Wherever a line holds the word "alia", copy that line out.

• **Stored dataset items**:
..........
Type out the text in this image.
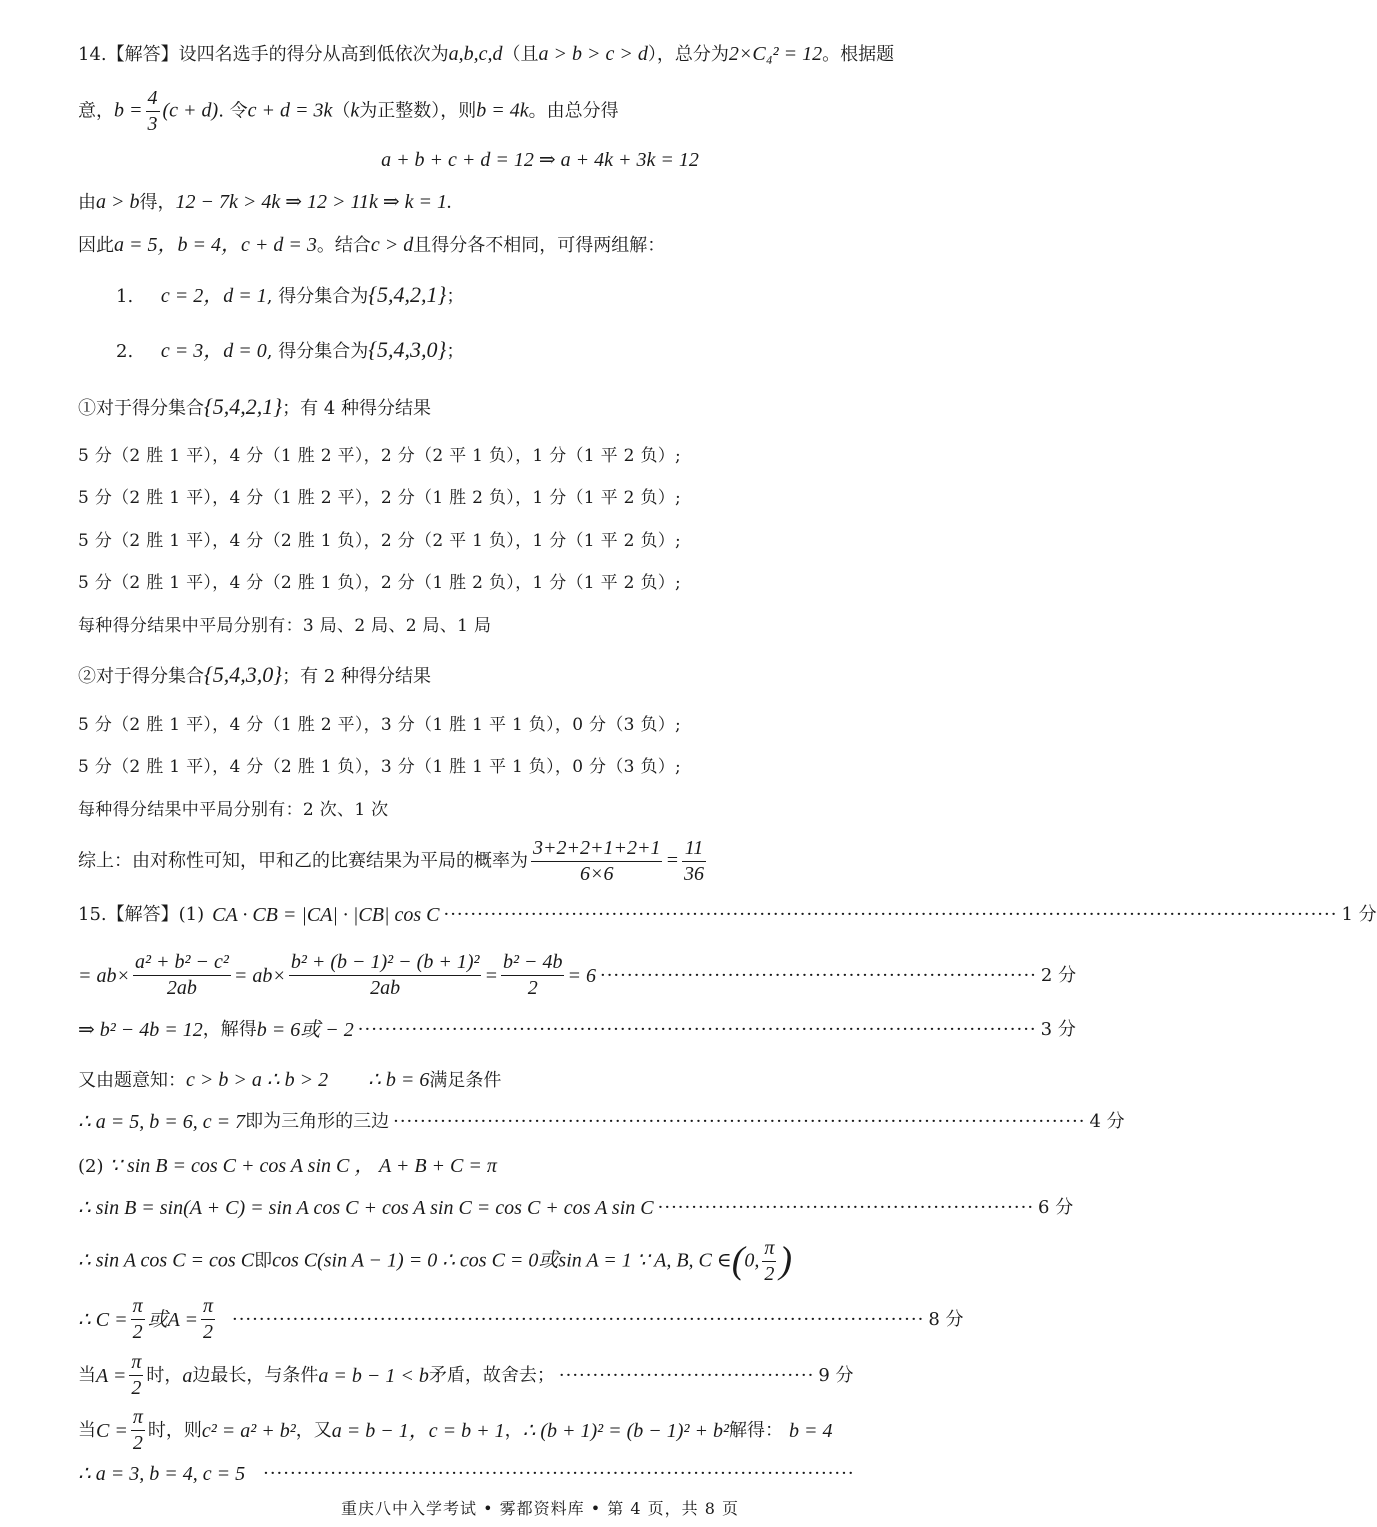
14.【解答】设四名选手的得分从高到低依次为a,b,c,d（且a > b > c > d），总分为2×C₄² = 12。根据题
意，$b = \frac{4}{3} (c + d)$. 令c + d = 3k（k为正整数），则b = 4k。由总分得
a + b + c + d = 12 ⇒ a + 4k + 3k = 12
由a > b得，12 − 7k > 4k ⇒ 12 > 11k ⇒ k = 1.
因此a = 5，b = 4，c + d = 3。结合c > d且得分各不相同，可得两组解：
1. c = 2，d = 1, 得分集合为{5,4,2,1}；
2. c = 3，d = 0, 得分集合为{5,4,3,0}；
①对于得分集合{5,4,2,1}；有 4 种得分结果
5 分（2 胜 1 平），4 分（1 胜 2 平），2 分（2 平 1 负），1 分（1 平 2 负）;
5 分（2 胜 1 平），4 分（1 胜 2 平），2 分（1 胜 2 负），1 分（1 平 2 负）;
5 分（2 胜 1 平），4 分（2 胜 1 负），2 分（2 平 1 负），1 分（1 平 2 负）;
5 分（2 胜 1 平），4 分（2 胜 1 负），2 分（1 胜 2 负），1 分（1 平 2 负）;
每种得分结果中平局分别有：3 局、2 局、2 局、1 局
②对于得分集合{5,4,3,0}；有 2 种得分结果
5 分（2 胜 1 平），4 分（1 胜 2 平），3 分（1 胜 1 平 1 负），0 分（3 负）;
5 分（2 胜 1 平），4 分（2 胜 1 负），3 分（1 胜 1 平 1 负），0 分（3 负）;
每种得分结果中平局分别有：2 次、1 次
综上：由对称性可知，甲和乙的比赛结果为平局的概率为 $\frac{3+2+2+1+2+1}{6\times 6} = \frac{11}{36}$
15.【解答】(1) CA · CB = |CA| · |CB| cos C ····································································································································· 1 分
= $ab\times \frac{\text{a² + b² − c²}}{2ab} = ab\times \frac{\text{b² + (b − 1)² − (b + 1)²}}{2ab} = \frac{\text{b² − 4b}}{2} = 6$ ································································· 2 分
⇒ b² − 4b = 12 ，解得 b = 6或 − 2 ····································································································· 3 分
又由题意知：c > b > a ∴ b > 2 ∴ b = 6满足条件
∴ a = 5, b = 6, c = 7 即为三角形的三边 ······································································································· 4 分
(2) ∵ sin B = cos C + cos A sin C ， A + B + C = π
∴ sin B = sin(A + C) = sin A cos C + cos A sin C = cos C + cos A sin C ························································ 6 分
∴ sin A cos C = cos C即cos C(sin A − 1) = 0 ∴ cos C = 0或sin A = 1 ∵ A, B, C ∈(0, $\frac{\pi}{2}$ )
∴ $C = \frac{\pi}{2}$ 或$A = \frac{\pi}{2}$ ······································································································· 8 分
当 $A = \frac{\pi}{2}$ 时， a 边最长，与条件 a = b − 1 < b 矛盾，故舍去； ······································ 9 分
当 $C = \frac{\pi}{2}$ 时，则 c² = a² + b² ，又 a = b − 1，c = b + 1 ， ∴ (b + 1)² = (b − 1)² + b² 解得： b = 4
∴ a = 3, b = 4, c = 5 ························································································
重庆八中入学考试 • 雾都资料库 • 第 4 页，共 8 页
..........
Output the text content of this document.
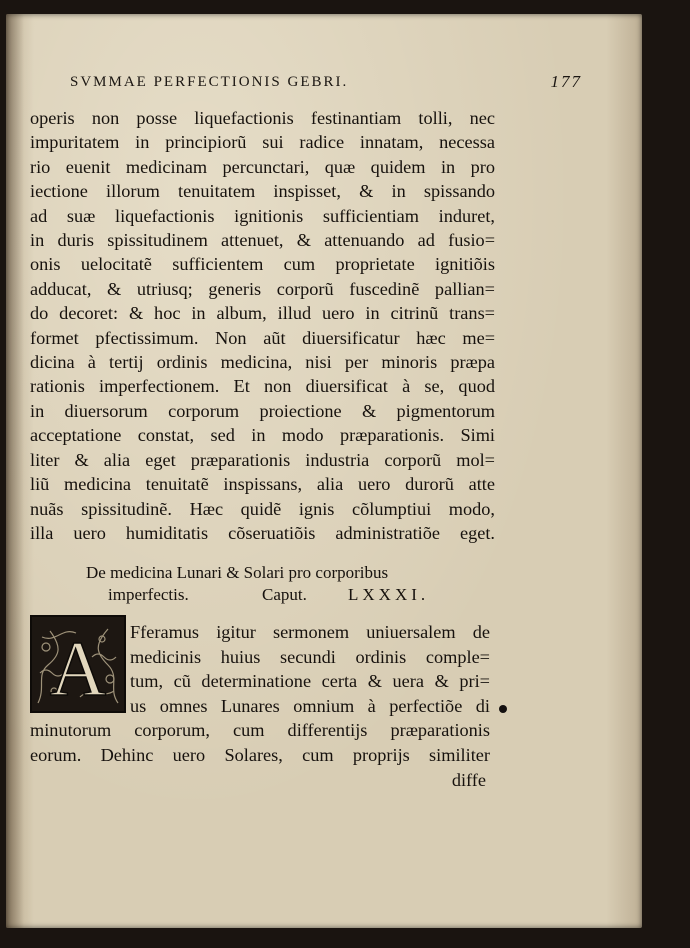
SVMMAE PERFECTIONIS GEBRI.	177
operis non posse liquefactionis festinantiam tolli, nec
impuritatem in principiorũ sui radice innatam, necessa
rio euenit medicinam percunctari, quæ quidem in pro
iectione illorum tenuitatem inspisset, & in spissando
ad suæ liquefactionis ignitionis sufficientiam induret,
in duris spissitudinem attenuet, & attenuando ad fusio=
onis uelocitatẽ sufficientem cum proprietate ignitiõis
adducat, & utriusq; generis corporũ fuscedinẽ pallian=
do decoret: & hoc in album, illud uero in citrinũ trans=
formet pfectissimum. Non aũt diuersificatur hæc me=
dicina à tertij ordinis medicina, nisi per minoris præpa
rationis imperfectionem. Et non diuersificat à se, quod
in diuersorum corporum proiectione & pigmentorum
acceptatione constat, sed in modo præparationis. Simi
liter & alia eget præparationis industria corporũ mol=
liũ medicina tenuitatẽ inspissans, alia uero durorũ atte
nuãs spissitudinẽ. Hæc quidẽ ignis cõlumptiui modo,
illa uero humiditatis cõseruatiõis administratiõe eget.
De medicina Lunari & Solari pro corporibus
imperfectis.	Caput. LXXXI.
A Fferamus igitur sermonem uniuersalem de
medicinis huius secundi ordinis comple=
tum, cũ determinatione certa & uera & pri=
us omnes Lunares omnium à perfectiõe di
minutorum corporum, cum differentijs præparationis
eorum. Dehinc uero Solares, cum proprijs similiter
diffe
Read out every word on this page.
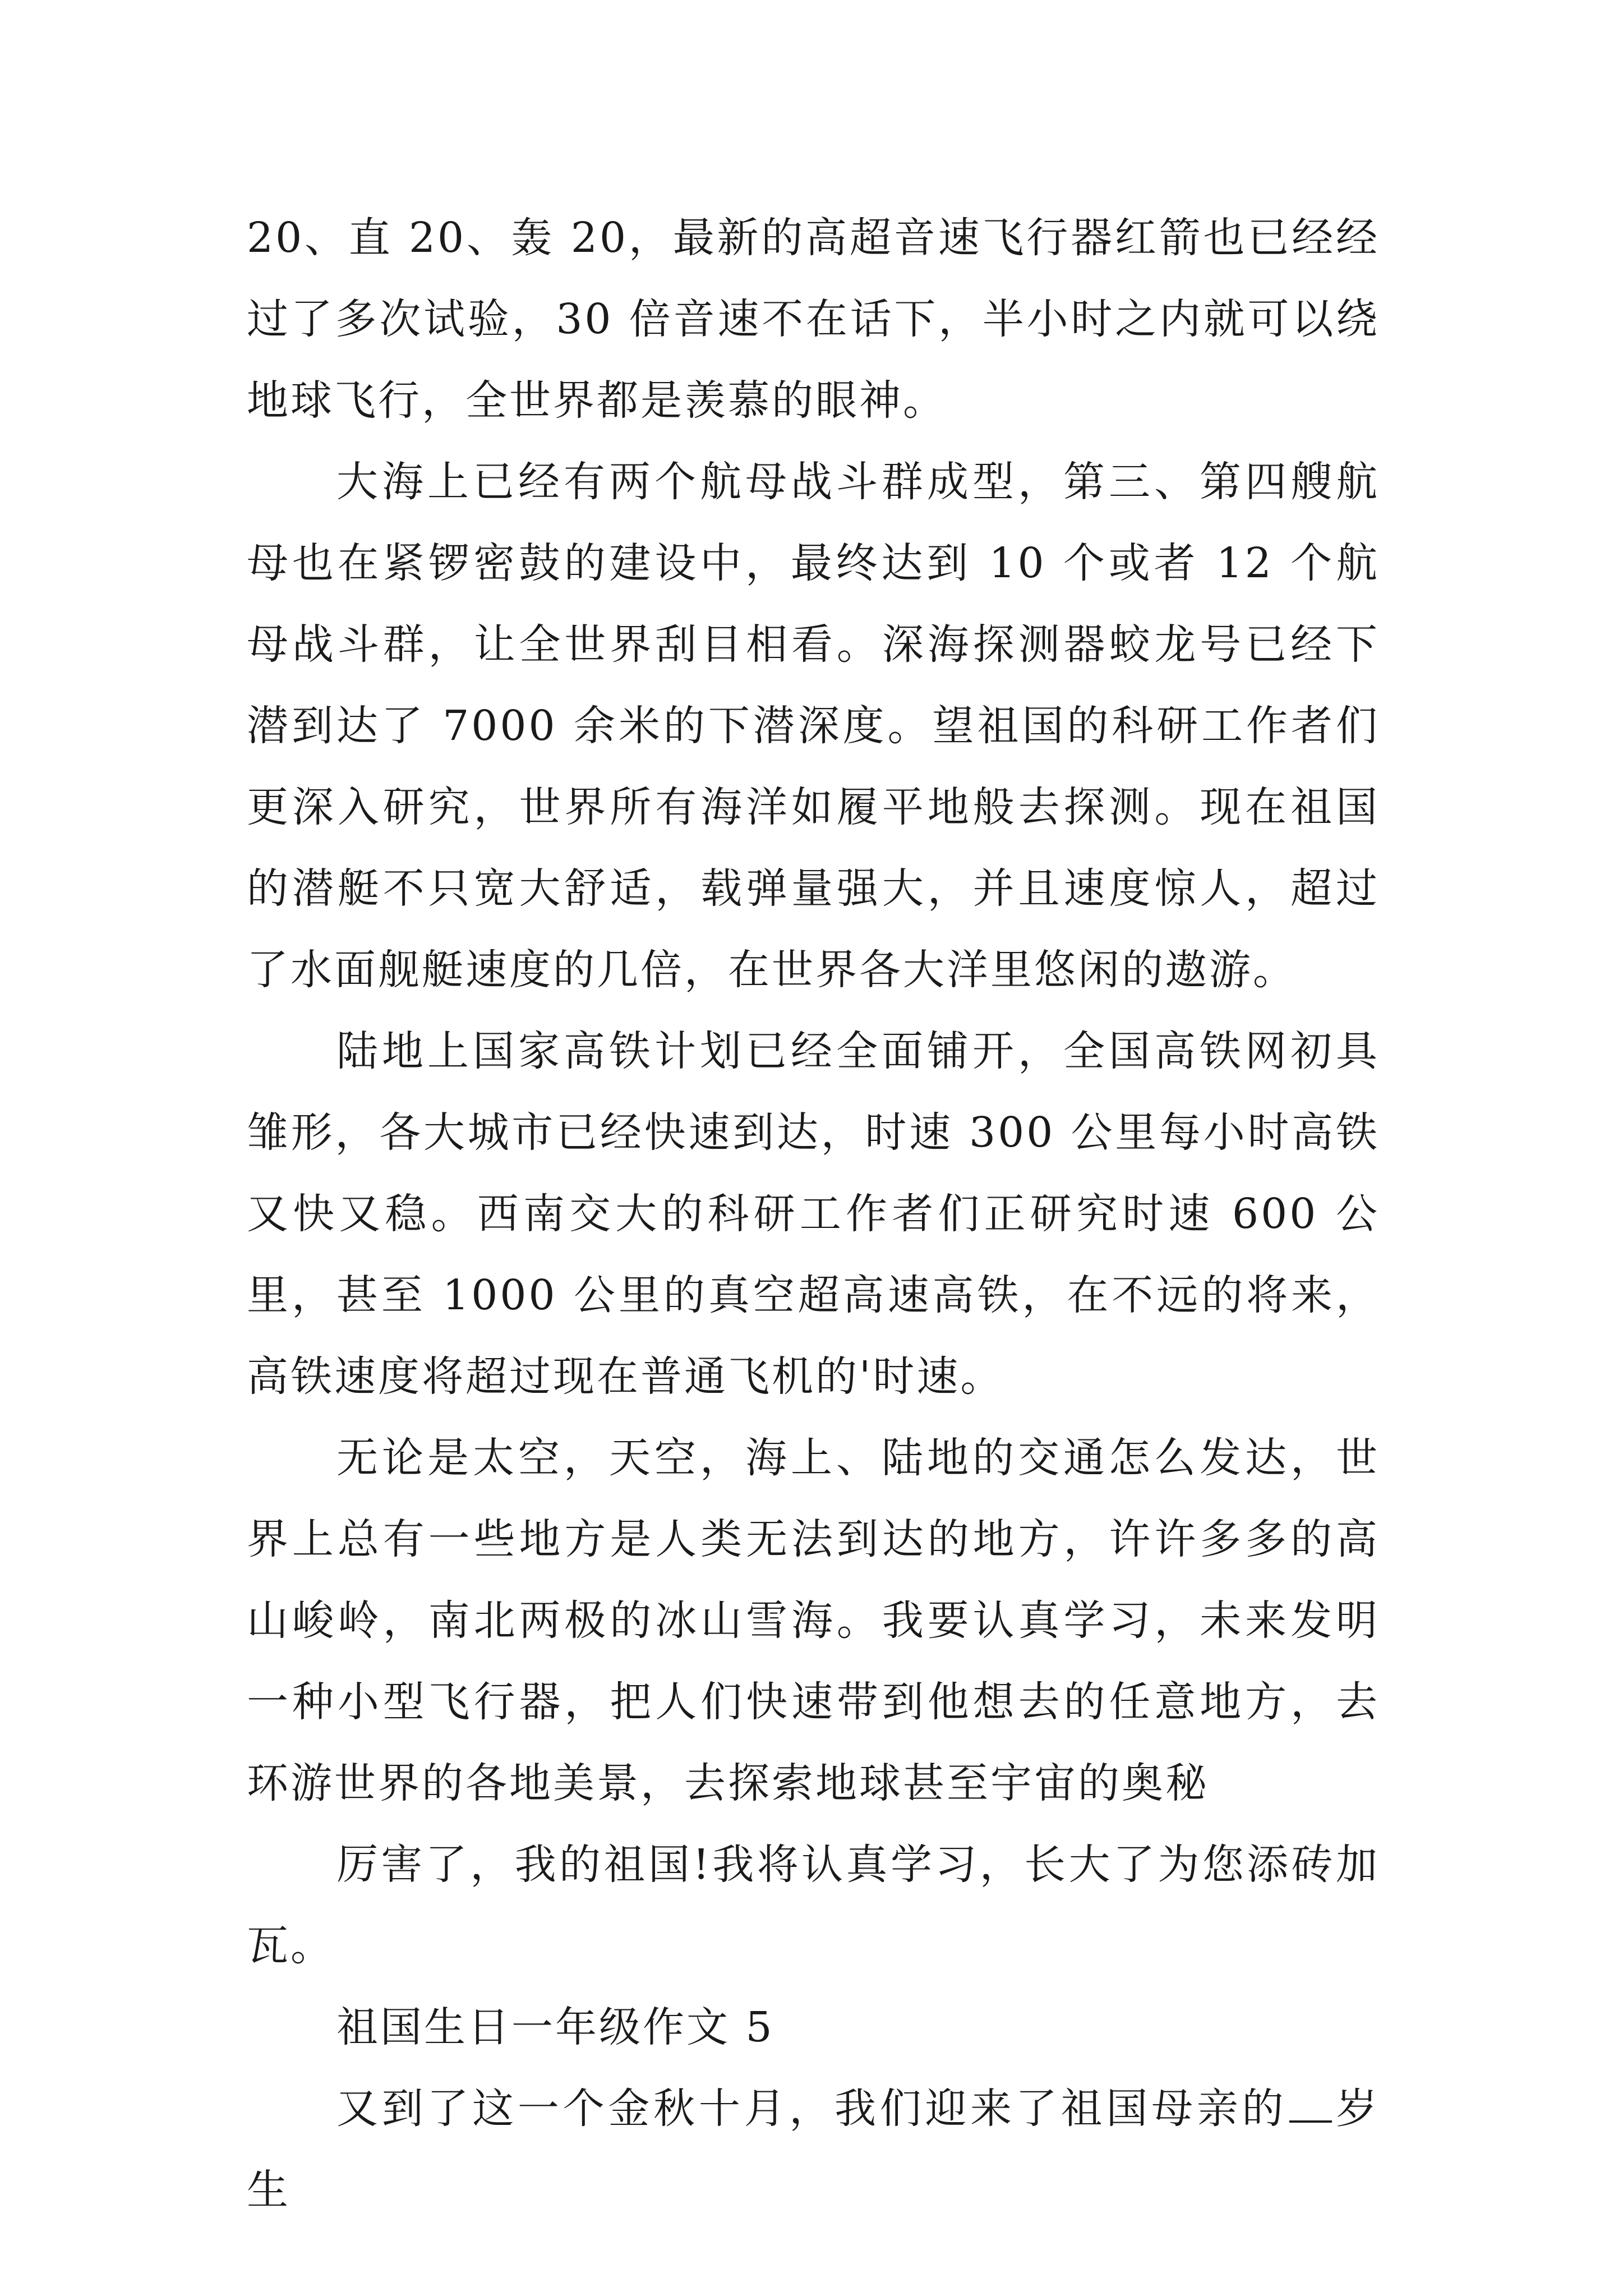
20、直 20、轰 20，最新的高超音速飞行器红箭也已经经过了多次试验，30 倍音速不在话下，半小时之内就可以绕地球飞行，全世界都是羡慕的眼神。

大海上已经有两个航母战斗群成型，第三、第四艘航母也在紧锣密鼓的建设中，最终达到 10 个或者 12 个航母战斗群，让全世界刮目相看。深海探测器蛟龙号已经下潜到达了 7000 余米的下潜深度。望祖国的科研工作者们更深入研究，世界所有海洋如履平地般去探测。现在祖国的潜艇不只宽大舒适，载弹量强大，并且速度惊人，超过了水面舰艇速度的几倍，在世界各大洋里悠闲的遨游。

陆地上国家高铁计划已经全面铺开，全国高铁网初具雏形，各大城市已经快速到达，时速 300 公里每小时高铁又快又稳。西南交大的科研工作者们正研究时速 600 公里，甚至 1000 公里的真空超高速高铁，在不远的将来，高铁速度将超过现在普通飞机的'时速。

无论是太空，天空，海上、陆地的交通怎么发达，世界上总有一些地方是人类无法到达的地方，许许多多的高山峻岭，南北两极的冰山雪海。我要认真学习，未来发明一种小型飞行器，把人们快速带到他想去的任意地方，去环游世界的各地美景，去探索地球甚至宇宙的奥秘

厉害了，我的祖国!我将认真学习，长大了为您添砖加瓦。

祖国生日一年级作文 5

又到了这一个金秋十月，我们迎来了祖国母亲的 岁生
..........
• **Reply to the task**:
liter & alia eget præparationis industria corporũ mol=
liũ medicina tenuitatẽ inspissans, alia uero durorũ atte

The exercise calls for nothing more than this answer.